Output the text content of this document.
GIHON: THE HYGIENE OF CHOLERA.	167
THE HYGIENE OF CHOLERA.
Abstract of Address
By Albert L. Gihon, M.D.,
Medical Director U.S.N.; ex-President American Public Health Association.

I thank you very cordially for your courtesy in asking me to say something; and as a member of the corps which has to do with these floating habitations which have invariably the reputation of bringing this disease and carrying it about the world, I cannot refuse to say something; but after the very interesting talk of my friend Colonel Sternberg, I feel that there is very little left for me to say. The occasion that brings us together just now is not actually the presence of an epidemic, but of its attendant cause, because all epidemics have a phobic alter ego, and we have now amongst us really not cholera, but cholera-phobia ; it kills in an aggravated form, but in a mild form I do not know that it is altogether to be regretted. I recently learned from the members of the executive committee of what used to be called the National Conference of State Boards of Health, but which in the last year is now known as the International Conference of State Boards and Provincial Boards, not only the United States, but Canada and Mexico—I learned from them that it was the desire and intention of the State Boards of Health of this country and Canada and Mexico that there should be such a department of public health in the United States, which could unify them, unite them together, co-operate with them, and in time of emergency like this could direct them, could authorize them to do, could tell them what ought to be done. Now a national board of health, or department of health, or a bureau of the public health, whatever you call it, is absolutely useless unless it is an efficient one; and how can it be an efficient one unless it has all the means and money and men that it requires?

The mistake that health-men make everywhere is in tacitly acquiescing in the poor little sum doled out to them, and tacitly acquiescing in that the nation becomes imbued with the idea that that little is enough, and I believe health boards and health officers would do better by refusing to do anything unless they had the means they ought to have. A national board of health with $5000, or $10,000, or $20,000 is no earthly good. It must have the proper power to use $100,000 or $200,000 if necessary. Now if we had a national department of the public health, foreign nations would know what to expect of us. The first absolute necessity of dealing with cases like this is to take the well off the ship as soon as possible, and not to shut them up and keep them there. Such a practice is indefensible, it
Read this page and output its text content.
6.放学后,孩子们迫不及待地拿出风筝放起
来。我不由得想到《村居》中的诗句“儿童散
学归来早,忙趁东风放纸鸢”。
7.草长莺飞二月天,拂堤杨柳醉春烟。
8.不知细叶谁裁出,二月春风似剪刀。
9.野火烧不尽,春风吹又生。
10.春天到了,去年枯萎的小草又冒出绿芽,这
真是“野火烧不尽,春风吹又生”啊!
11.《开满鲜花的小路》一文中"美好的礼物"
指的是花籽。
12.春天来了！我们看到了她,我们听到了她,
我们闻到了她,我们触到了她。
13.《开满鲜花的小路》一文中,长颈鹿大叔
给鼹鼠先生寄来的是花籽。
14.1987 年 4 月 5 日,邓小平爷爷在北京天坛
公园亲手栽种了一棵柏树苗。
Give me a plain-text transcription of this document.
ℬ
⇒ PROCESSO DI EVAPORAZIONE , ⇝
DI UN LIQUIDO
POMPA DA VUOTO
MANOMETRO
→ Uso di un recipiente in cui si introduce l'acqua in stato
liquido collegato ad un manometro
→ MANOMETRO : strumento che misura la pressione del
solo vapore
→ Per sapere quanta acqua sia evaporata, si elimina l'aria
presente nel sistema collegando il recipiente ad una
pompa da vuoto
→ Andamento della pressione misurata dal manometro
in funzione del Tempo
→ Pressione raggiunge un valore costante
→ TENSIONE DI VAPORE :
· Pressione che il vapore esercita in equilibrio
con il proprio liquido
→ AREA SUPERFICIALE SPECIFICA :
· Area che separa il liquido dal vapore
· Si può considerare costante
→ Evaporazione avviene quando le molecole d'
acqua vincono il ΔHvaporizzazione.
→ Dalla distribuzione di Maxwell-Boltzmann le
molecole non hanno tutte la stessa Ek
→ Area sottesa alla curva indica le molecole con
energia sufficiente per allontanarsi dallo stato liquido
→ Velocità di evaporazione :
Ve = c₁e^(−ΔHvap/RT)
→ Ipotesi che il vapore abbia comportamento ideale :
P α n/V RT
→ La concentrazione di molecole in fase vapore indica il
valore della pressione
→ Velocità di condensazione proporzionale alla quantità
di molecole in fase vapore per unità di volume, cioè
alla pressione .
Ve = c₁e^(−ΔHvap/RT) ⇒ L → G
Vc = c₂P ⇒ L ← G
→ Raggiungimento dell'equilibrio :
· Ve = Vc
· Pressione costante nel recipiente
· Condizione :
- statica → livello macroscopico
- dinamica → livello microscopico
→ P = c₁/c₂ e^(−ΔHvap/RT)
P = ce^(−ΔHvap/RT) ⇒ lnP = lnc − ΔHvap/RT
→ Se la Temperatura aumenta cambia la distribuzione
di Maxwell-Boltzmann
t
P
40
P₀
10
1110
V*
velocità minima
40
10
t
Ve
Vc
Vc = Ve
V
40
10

================================

Extract each entry in full and write it down exactly.

Output the text content of this document.
GIHON: THE HYGIENE OF CHOLERA.	167
THE HYGIENE OF CHOLERA.
Abstract of Address
By Albert L. Gihon, M.D.,
Medical Director U.S.N.; ex-President American Public Health Association.

I thank you very cordially for your courtesy in asking me to say something; and as a member of the corps which has to do with these floating habitations which have invariably the reputation of bringing this disease and carrying it about the world, I cannot refuse to say something; but after the very interesting talk of my friend Colonel Sternberg, I feel that there is very little left for me to say. The occasion that brings us together just now is not actually the presence of an epidemic, but of its attendant cause, because all epidemics have a phobic alter ego, and we have now amongst us really not cholera, but cholera-phobia ; it kills in an aggravated form, but in a mild form I do not know that it is altogether to be regretted. I recently learned from the members of the executive committee of what used to be called the National Conference of State Boards of Health, but which in the last year is now known as the International Conference of State Boards and Provincial Boards, not only the United States, but Canada and Mexico—I learned from them that it was the desire and intention of the State Boards of Health of this country and Canada and Mexico that there should be such a department of public health in the United States, which could unify them, unite them together, co-operate with them, and in time of emergency like this could direct them, could authorize them to do, could tell them what ought to be done. Now a national board of health, or department of health, or a bureau of the public health, whatever you call it, is absolutely useless unless it is an efficient one; and how can it be an efficient one unless it has all the means and money and men that it requires?

The mistake that health-men make everywhere is in tacitly acquiescing in the poor little sum doled out to them, and tacitly acquiescing in that the nation becomes imbued with the idea that that little is enough, and I believe health boards and health officers would do better by refusing to do anything unless they had the means they ought to have. A national board of health with $5000, or $10,000, or $20,000 is no earthly good. It must have the proper power to use $100,000 or $200,000 if necessary. Now if we had a national department of the public health, foreign nations would know what to expect of us. The first absolute necessity of dealing with cases like this is to take the well off the ship as soon as possible, and not to shut them up and keep them there. Such a practice is indefensible, it
Read this page and output its text content.
6.放学后,孩子们迫不及待地拿出风筝放起
来。我不由得想到《村居》中的诗句“儿童散
学归来早,忙趁东风放纸鸢”。
7.草长莺飞二月天,拂堤杨柳醉春烟。
8.不知细叶谁裁出,二月春风似剪刀。
9.野火烧不尽,春风吹又生。
10.春天到了,去年枯萎的小草又冒出绿芽,这
真是“野火烧不尽,春风吹又生”啊!
11.《开满鲜花的小路》一文中"美好的礼物"
指的是花籽。
12.春天来了！我们看到了她,我们听到了她,
我们闻到了她,我们触到了她。
13.《开满鲜花的小路》一文中,长颈鹿大叔
给鼹鼠先生寄来的是花籽。
14.1987 年 4 月 5 日,邓小平爷爷在北京天坛
公园亲手栽种了一棵柏树苗。
Give me a plain-text transcription of this document.
ℬ
⇒ PROCESSO DI EVAPORAZIONE , ⇝
DI UN LIQUIDO
POMPA DA VUOTO
MANOMETRO
→ Uso di un recipiente in cui si introduce l'acqua in stato
liquido collegato ad un manometro
→ MANOMETRO : strumento che misura la pressione del
solo vapore
→ Per sapere quanta acqua sia evaporata, si elimina l'aria
presente nel sistema collegando il recipiente ad una
pompa da vuoto
→ Andamento della pressione misurata dal manometro
in funzione del Tempo
→ Pressione raggiunge un valore costante
→ TENSIONE DI VAPORE :
· Pressione che il vapore esercita in equilibrio
con il proprio liquido
→ AREA SUPERFICIALE SPECIFICA :
· Area che separa il liquido dal vapore
· Si può considerare costante
→ Evaporazione avviene quando le molecole d'
acqua vincono il ΔHvaporizzazione.
→ Dalla distribuzione di Maxwell-Boltzmann le
molecole non hanno tutte la stessa Ek
→ Area sottesa alla curva indica le molecole con
energia sufficiente per allontanarsi dallo stato liquido
→ Velocità di evaporazione :
Ve = c₁e^(−ΔHvap/RT)
→ Ipotesi che il vapore abbia comportamento ideale :
P α n/V RT
→ La concentrazione di molecole in fase vapore indica il
valore della pressione
→ Velocità di condensazione proporzionale alla quantità
di molecole in fase vapore per unità di volume, cioè
alla pressione .
Ve = c₁e^(−ΔHvap/RT) ⇒ L → G
Vc = c₂P ⇒ L ← G
→ Raggiungimento dell'equilibrio :
· Ve = Vc
· Pressione costante nel recipiente
· Condizione :
- statica → livello macroscopico
- dinamica → livello microscopico
→ P = c₁/c₂ e^(−ΔHvap/RT)
P = ce^(−ΔHvap/RT) ⇒ lnP = lnc − ΔHvap/RT
→ Se la Temperatura aumenta cambia la distribuzione
di Maxwell-Boltzmann
t
P
40
P₀
10
1110
V*
velocità minima
40
10
t
Ve
Vc
Vc = Ve
V
40
10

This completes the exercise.